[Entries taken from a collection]
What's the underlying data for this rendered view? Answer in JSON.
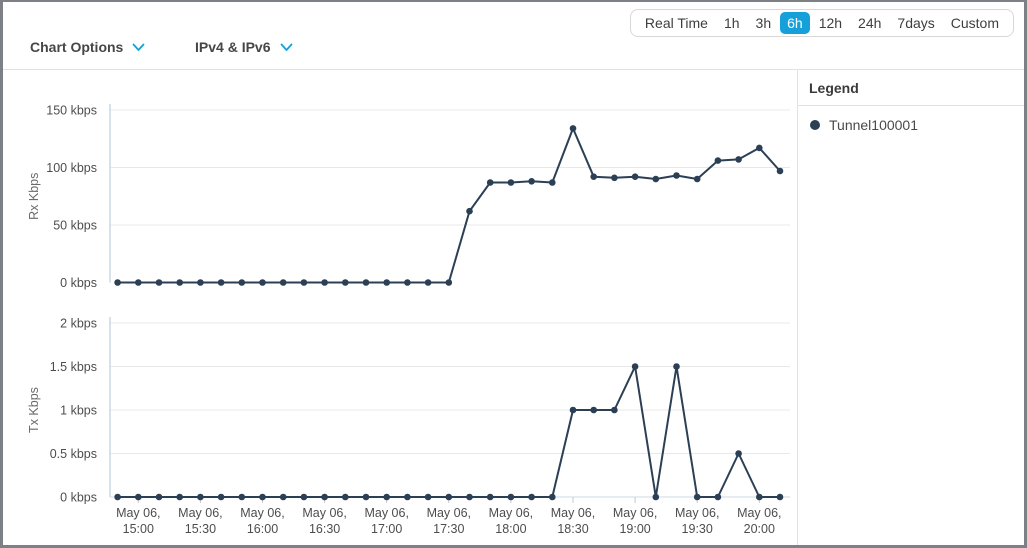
{
  "toolbar": {
    "time_ranges": [
      "Real Time",
      "1h",
      "3h",
      "6h",
      "12h",
      "24h",
      "7days",
      "Custom"
    ],
    "selected_range": "6h"
  },
  "filters": {
    "chart_options_label": "Chart Options",
    "ip_filter_label": "IPv4 & IPv6"
  },
  "legend": {
    "title": "Legend",
    "items": [
      {
        "label": "Tunnel100001",
        "color": "#2b3f55"
      }
    ]
  },
  "colors": {
    "selected_time_bg": "#16a0d9",
    "accent_blue": "#16a0d9",
    "series_line": "#2b3f55",
    "grid_line": "#e8e8e8",
    "axis_line": "#ccd8e4",
    "tick_text": "#4d4d4d",
    "axis_title_text": "#6b6b6b"
  },
  "chart_data": [
    {
      "type": "line",
      "name": "rx",
      "ylabel": "Rx Kbps",
      "ylim": [
        0,
        150
      ],
      "grid": true,
      "legend_position": "right",
      "yticks": [
        {
          "value": 0,
          "label": "0 kbps"
        },
        {
          "value": 50,
          "label": "50 kbps"
        },
        {
          "value": 100,
          "label": "100 kbps"
        },
        {
          "value": 150,
          "label": "150 kbps"
        }
      ],
      "x": [
        "14:50",
        "15:00",
        "15:10",
        "15:20",
        "15:30",
        "15:40",
        "15:50",
        "16:00",
        "16:10",
        "16:20",
        "16:30",
        "16:40",
        "16:50",
        "17:00",
        "17:10",
        "17:20",
        "17:30",
        "17:40",
        "17:50",
        "18:00",
        "18:10",
        "18:20",
        "18:30",
        "18:40",
        "18:50",
        "19:00",
        "19:10",
        "19:20",
        "19:30",
        "19:40",
        "19:50",
        "20:00",
        "20:10"
      ],
      "series": [
        {
          "name": "Tunnel100001",
          "values": [
            0,
            0,
            0,
            0,
            0,
            0,
            0,
            0,
            0,
            0,
            0,
            0,
            0,
            0,
            0,
            0,
            0,
            62,
            87,
            87,
            88,
            87,
            134,
            92,
            91,
            92,
            90,
            93,
            90,
            106,
            107,
            117,
            97
          ]
        }
      ]
    },
    {
      "type": "line",
      "name": "tx",
      "ylabel": "Tx Kbps",
      "ylim": [
        0,
        2
      ],
      "grid": true,
      "legend_position": "right",
      "yticks": [
        {
          "value": 0,
          "label": "0 kbps"
        },
        {
          "value": 0.5,
          "label": "0.5 kbps"
        },
        {
          "value": 1,
          "label": "1 kbps"
        },
        {
          "value": 1.5,
          "label": "1.5 kbps"
        },
        {
          "value": 2,
          "label": "2 kbps"
        }
      ],
      "x": [
        "14:50",
        "15:00",
        "15:10",
        "15:20",
        "15:30",
        "15:40",
        "15:50",
        "16:00",
        "16:10",
        "16:20",
        "16:30",
        "16:40",
        "16:50",
        "17:00",
        "17:10",
        "17:20",
        "17:30",
        "17:40",
        "17:50",
        "18:00",
        "18:10",
        "18:20",
        "18:30",
        "18:40",
        "18:50",
        "19:00",
        "19:10",
        "19:20",
        "19:30",
        "19:40",
        "19:50",
        "20:00",
        "20:10"
      ],
      "xticks": [
        {
          "index": 1,
          "line1": "May 06,",
          "line2": "15:00"
        },
        {
          "index": 4,
          "line1": "May 06,",
          "line2": "15:30"
        },
        {
          "index": 7,
          "line1": "May 06,",
          "line2": "16:00"
        },
        {
          "index": 10,
          "line1": "May 06,",
          "line2": "16:30"
        },
        {
          "index": 13,
          "line1": "May 06,",
          "line2": "17:00"
        },
        {
          "index": 16,
          "line1": "May 06,",
          "line2": "17:30"
        },
        {
          "index": 19,
          "line1": "May 06,",
          "line2": "18:00"
        },
        {
          "index": 22,
          "line1": "May 06,",
          "line2": "18:30"
        },
        {
          "index": 25,
          "line1": "May 06,",
          "line2": "19:00"
        },
        {
          "index": 28,
          "line1": "May 06,",
          "line2": "19:30"
        },
        {
          "index": 31,
          "line1": "May 06,",
          "line2": "20:00"
        }
      ],
      "series": [
        {
          "name": "Tunnel100001",
          "values": [
            0,
            0,
            0,
            0,
            0,
            0,
            0,
            0,
            0,
            0,
            0,
            0,
            0,
            0,
            0,
            0,
            0,
            0,
            0,
            0,
            0,
            0,
            1,
            1,
            1,
            1.5,
            0,
            1.5,
            0,
            0,
            0.5,
            0,
            0
          ]
        }
      ]
    }
  ]
}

*EXERCISE TASK*:
Quote each record exactly as it stands, minus the pictures.

*THE SOLUTION*:
What's the underlying data for this rendered view? Answer in JSON.
{
  "toolbar": {
    "time_ranges": [
      "Real Time",
      "1h",
      "3h",
      "6h",
      "12h",
      "24h",
      "7days",
      "Custom"
    ],
    "selected_range": "6h"
  },
  "filters": {
    "chart_options_label": "Chart Options",
    "ip_filter_label": "IPv4 & IPv6"
  },
  "legend": {
    "title": "Legend",
    "items": [
      {
        "label": "Tunnel100001",
        "color": "#2b3f55"
      }
    ]
  },
  "colors": {
    "selected_time_bg": "#16a0d9",
    "accent_blue": "#16a0d9",
    "series_line": "#2b3f55",
    "grid_line": "#e8e8e8",
    "axis_line": "#ccd8e4",
    "tick_text": "#4d4d4d",
    "axis_title_text": "#6b6b6b"
  },
  "chart_data": [
    {
      "type": "line",
      "name": "rx",
      "ylabel": "Rx Kbps",
      "ylim": [
        0,
        150
      ],
      "grid": true,
      "legend_position": "right",
      "yticks": [
        {
          "value": 0,
          "label": "0 kbps"
        },
        {
          "value": 50,
          "label": "50 kbps"
        },
        {
          "value": 100,
          "label": "100 kbps"
        },
        {
          "value": 150,
          "label": "150 kbps"
        }
      ],
      "x": [
        "14:50",
        "15:00",
        "15:10",
        "15:20",
        "15:30",
        "15:40",
        "15:50",
        "16:00",
        "16:10",
        "16:20",
        "16:30",
        "16:40",
        "16:50",
        "17:00",
        "17:10",
        "17:20",
        "17:30",
        "17:40",
        "17:50",
        "18:00",
        "18:10",
        "18:20",
        "18:30",
        "18:40",
        "18:50",
        "19:00",
        "19:10",
        "19:20",
        "19:30",
        "19:40",
        "19:50",
        "20:00",
        "20:10"
      ],
      "series": [
        {
          "name": "Tunnel100001",
          "values": [
            0,
            0,
            0,
            0,
            0,
            0,
            0,
            0,
            0,
            0,
            0,
            0,
            0,
            0,
            0,
            0,
            0,
            62,
            87,
            87,
            88,
            87,
            134,
            92,
            91,
            92,
            90,
            93,
            90,
            106,
            107,
            117,
            97
          ]
        }
      ]
    },
    {
      "type": "line",
      "name": "tx",
      "ylabel": "Tx Kbps",
      "ylim": [
        0,
        2
      ],
      "grid": true,
      "legend_position": "right",
      "yticks": [
        {
          "value": 0,
          "label": "0 kbps"
        },
        {
          "value": 0.5,
          "label": "0.5 kbps"
        },
        {
          "value": 1,
          "label": "1 kbps"
        },
        {
          "value": 1.5,
          "label": "1.5 kbps"
        },
        {
          "value": 2,
          "label": "2 kbps"
        }
      ],
      "x": [
        "14:50",
        "15:00",
        "15:10",
        "15:20",
        "15:30",
        "15:40",
        "15:50",
        "16:00",
        "16:10",
        "16:20",
        "16:30",
        "16:40",
        "16:50",
        "17:00",
        "17:10",
        "17:20",
        "17:30",
        "17:40",
        "17:50",
        "18:00",
        "18:10",
        "18:20",
        "18:30",
        "18:40",
        "18:50",
        "19:00",
        "19:10",
        "19:20",
        "19:30",
        "19:40",
        "19:50",
        "20:00",
        "20:10"
      ],
      "xticks": [
        {
          "index": 1,
          "line1": "May 06,",
          "line2": "15:00"
        },
        {
          "index": 4,
          "line1": "May 06,",
          "line2": "15:30"
        },
        {
          "index": 7,
          "line1": "May 06,",
          "line2": "16:00"
        },
        {
          "index": 10,
          "line1": "May 06,",
          "line2": "16:30"
        },
        {
          "index": 13,
          "line1": "May 06,",
          "line2": "17:00"
        },
        {
          "index": 16,
          "line1": "May 06,",
          "line2": "17:30"
        },
        {
          "index": 19,
          "line1": "May 06,",
          "line2": "18:00"
        },
        {
          "index": 22,
          "line1": "May 06,",
          "line2": "18:30"
        },
        {
          "index": 25,
          "line1": "May 06,",
          "line2": "19:00"
        },
        {
          "index": 28,
          "line1": "May 06,",
          "line2": "19:30"
        },
        {
          "index": 31,
          "line1": "May 06,",
          "line2": "20:00"
        }
      ],
      "series": [
        {
          "name": "Tunnel100001",
          "values": [
            0,
            0,
            0,
            0,
            0,
            0,
            0,
            0,
            0,
            0,
            0,
            0,
            0,
            0,
            0,
            0,
            0,
            0,
            0,
            0,
            0,
            0,
            1,
            1,
            1,
            1.5,
            0,
            1.5,
            0,
            0,
            0.5,
            0,
            0
          ]
        }
      ]
    }
  ]
}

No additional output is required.